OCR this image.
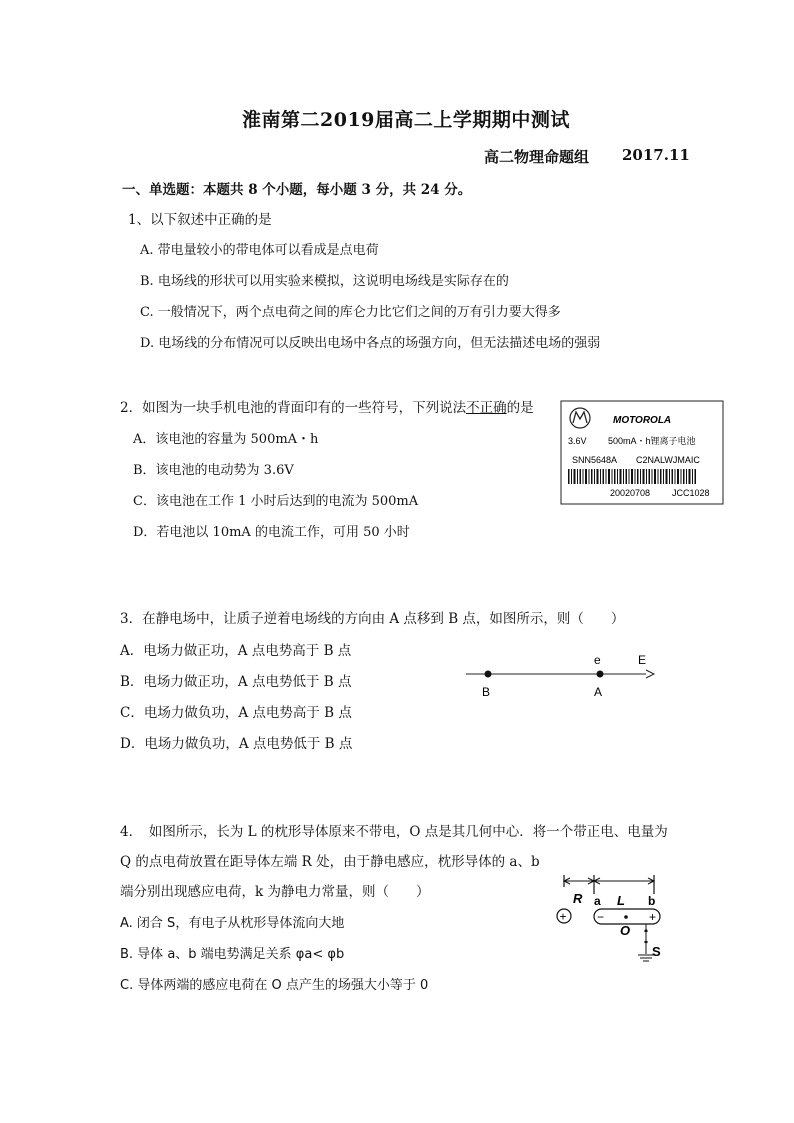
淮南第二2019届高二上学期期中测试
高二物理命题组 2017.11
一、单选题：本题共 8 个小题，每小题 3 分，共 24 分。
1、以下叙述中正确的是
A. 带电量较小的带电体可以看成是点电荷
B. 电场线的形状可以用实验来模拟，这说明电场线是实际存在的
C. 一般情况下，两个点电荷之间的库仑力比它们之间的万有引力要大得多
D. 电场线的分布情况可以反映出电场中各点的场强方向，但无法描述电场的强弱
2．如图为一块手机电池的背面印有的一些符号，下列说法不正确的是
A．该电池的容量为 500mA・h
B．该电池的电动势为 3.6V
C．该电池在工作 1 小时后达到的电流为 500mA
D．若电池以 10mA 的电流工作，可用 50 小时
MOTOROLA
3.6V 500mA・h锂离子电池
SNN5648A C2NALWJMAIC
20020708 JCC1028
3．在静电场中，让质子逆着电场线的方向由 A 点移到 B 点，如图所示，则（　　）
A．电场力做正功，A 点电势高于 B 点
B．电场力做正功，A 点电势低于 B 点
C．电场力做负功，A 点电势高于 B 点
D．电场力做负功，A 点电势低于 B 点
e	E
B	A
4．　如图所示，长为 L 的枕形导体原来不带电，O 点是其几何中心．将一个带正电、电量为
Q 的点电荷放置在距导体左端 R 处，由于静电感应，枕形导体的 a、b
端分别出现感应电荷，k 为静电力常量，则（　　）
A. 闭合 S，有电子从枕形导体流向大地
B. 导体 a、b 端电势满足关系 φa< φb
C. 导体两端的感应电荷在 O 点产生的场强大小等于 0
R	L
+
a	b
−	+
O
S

■ ■ ■ ■ ■

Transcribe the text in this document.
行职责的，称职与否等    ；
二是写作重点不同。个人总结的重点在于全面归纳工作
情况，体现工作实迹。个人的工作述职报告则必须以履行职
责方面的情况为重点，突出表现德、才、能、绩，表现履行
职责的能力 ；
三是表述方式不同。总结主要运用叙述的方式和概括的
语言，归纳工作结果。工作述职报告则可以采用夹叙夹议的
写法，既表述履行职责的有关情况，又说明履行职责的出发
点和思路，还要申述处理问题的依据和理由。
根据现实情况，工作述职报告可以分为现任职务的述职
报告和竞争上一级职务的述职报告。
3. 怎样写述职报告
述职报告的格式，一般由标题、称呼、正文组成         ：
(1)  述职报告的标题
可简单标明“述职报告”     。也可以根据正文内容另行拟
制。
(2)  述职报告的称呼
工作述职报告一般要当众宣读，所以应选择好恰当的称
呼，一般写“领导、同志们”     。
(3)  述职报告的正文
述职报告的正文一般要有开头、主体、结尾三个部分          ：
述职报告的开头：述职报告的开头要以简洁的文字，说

■ ■ ■ ■ ■

Directive: Where a line in the material contains "点电势低于", copy that line.

Solution:
B．电场力做正功，A 点电势低于 B 点
D．电场力做负功，A 点电势低于 B 点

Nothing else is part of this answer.